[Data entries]
○ ○ ○ ○ ○

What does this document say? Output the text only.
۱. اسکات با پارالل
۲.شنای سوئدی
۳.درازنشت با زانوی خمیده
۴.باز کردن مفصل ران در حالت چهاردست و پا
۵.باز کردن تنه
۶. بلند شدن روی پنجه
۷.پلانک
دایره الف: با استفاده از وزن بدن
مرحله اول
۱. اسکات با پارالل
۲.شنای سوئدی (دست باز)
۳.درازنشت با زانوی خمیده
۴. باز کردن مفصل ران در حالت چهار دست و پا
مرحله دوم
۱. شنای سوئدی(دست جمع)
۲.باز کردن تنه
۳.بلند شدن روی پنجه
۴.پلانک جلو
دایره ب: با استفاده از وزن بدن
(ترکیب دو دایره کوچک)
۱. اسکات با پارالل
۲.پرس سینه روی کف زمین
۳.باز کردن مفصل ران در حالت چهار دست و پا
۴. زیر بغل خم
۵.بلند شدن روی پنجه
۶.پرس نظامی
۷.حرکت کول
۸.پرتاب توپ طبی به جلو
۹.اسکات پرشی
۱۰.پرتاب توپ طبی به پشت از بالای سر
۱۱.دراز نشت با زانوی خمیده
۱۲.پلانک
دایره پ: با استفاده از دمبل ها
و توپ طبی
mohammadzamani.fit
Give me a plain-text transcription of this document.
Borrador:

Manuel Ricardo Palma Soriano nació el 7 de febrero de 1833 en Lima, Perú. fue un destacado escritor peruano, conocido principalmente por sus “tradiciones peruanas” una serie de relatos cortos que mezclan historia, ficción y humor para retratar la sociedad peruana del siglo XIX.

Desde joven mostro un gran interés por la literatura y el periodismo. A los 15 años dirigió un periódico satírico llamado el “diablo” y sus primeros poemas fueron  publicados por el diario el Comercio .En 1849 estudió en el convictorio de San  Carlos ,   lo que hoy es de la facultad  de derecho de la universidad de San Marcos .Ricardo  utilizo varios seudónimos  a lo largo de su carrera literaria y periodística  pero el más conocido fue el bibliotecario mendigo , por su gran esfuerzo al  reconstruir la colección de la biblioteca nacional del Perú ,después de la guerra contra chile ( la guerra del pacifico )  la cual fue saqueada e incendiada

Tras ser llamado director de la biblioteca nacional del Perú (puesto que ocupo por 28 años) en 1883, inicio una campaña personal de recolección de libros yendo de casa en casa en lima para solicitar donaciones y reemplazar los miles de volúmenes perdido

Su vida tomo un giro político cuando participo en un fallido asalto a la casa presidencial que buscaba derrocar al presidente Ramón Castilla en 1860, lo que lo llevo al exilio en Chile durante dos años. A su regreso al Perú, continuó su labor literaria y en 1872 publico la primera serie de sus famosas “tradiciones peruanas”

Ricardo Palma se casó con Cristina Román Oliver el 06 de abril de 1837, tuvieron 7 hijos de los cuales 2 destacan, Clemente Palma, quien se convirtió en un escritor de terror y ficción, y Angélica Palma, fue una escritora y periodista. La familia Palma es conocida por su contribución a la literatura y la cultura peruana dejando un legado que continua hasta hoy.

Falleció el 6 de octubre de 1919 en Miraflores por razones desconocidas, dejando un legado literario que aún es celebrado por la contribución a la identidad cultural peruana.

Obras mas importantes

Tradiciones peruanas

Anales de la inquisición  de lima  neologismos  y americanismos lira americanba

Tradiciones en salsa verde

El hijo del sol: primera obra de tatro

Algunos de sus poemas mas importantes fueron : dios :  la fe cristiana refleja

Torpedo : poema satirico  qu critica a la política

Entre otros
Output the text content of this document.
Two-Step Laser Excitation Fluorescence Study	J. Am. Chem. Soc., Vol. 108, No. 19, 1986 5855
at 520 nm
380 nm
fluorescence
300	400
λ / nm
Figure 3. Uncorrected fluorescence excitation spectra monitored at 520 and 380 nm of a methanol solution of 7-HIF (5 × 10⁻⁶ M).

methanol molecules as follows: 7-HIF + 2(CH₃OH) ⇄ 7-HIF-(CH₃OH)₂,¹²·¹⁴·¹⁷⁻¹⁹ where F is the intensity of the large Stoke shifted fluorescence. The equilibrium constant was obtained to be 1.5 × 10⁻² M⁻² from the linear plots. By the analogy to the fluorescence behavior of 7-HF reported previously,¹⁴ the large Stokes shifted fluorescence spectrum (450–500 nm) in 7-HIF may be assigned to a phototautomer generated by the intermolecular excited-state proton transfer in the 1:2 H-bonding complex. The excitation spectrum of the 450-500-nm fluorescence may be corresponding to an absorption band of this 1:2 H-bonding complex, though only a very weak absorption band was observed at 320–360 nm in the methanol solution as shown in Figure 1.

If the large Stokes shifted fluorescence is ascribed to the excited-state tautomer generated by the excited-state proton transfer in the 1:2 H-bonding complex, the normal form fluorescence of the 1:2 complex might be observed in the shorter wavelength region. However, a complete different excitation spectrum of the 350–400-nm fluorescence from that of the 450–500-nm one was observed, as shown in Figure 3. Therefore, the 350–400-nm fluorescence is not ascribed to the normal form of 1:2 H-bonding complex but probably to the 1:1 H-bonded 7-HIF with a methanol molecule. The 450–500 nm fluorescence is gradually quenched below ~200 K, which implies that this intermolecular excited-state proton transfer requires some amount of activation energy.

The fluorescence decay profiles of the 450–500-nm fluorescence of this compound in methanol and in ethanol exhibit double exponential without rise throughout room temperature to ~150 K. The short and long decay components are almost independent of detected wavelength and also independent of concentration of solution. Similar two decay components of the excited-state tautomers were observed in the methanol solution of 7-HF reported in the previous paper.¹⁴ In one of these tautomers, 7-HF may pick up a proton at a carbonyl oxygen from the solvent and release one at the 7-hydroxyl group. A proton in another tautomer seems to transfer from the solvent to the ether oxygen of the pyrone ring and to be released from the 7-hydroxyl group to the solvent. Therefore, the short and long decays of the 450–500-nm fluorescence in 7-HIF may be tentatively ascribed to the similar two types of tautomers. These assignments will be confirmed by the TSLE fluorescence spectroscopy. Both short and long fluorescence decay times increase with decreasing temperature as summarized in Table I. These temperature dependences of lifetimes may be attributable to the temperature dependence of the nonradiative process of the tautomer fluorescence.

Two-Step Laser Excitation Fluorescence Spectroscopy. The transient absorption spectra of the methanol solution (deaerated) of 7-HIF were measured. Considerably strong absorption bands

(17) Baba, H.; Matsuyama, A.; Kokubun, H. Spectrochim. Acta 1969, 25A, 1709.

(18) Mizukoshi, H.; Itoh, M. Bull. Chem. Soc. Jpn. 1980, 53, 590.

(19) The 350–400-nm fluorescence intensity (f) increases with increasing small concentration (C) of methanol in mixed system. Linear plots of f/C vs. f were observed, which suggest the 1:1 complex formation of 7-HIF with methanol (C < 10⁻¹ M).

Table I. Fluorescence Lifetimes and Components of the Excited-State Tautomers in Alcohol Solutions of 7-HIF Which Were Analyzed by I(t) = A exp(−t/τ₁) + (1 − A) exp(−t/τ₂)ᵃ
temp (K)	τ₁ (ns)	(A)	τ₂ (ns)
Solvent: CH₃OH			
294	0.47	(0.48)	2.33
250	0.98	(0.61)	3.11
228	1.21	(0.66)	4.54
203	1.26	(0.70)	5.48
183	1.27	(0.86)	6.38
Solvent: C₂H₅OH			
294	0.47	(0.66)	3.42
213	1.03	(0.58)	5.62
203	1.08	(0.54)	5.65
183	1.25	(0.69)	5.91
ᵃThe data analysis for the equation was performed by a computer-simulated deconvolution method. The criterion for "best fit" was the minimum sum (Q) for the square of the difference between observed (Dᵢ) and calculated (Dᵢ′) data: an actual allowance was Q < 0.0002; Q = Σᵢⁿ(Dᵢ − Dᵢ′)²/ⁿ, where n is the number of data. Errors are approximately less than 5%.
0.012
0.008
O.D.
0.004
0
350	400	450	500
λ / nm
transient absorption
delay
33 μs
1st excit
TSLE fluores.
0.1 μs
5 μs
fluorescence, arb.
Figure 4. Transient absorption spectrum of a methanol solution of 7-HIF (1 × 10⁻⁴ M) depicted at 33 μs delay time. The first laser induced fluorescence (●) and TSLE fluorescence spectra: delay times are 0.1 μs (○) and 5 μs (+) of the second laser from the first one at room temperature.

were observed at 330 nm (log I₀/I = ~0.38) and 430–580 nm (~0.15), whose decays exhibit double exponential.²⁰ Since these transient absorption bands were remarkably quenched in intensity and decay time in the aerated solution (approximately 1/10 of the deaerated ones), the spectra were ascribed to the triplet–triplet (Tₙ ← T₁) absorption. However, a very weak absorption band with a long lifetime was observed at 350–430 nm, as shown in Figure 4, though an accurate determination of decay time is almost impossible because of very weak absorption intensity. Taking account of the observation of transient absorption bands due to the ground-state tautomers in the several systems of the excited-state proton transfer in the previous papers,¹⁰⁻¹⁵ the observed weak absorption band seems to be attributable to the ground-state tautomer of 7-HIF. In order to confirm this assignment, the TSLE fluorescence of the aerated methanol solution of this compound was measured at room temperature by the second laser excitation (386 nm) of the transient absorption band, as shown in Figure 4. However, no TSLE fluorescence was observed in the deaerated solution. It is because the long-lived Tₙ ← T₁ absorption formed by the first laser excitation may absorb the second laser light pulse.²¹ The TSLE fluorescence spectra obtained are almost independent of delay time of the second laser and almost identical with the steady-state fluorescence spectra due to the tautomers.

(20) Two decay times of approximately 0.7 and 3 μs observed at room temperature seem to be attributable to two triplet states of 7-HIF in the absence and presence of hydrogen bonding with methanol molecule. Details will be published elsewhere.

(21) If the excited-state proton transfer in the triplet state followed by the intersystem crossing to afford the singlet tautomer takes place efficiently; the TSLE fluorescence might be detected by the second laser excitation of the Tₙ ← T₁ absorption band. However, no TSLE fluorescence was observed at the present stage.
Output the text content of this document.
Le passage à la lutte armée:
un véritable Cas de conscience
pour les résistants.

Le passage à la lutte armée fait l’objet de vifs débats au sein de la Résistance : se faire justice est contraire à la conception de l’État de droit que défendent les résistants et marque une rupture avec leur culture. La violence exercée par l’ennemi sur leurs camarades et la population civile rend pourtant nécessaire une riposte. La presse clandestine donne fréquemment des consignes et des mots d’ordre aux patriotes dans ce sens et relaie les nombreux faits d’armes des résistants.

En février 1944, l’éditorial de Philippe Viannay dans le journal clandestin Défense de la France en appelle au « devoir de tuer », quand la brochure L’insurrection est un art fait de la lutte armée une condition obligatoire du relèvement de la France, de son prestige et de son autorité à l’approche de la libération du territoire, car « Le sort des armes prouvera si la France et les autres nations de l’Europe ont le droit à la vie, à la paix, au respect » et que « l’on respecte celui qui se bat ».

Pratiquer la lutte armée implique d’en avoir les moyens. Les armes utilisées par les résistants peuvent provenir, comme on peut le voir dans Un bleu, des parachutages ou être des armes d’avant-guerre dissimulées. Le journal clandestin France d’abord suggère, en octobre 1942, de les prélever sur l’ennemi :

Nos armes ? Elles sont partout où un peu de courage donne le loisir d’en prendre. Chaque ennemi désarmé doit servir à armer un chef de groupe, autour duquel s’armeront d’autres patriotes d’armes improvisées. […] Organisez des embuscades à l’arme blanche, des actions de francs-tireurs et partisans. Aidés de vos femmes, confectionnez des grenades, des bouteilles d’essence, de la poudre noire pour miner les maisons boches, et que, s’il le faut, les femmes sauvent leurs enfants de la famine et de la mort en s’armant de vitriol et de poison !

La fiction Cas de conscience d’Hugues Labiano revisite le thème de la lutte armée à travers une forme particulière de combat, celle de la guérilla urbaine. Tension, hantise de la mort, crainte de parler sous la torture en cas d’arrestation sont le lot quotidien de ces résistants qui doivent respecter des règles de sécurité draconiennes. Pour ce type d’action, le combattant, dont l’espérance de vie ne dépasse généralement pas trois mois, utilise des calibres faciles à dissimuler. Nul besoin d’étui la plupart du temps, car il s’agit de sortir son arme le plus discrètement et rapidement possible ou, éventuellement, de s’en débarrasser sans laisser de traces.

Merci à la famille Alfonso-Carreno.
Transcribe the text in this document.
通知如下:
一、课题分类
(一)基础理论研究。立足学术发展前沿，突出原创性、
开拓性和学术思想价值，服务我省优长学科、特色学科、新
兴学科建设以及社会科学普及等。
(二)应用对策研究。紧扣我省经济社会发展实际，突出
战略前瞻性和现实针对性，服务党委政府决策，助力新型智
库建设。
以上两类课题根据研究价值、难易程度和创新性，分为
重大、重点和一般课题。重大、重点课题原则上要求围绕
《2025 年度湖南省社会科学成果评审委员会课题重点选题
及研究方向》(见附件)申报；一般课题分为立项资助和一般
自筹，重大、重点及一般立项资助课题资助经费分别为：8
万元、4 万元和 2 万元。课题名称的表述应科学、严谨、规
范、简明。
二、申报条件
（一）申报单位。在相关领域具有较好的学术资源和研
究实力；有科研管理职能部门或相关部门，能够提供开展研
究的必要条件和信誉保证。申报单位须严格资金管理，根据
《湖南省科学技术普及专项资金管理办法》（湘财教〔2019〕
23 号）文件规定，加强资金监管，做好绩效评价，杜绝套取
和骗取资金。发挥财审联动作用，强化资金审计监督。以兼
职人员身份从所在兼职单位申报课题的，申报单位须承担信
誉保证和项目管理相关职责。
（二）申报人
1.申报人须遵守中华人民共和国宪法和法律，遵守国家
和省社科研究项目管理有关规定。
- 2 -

○ ○ ○ ○ ○

Problem requirements:
Report each line in the data that holds the word "ficción".

Output of the exercise:
Manuel Ricardo Palma Soriano nació el 7 de febrero de 1833 en Lima, Perú. fue un destacado escritor peruano, conocido principalmente por sus “tradiciones peruanas” una serie de relatos cortos que mezclan historia, ficción y humor para retratar la sociedad peruana del siglo XIX.
Ricardo Palma se casó con Cristina Román Oliver el 06 de abril de 1837, tuvieron 7 hijos de los cuales 2 destacan, Clemente Palma, quien se convirtió en un escritor de terror y ficción, y Angélica Palma, fue una escritora y periodista. La familia Palma es conocida por su contribución a la literatura y la cultura peruana dejando un legado que continua hasta hoy.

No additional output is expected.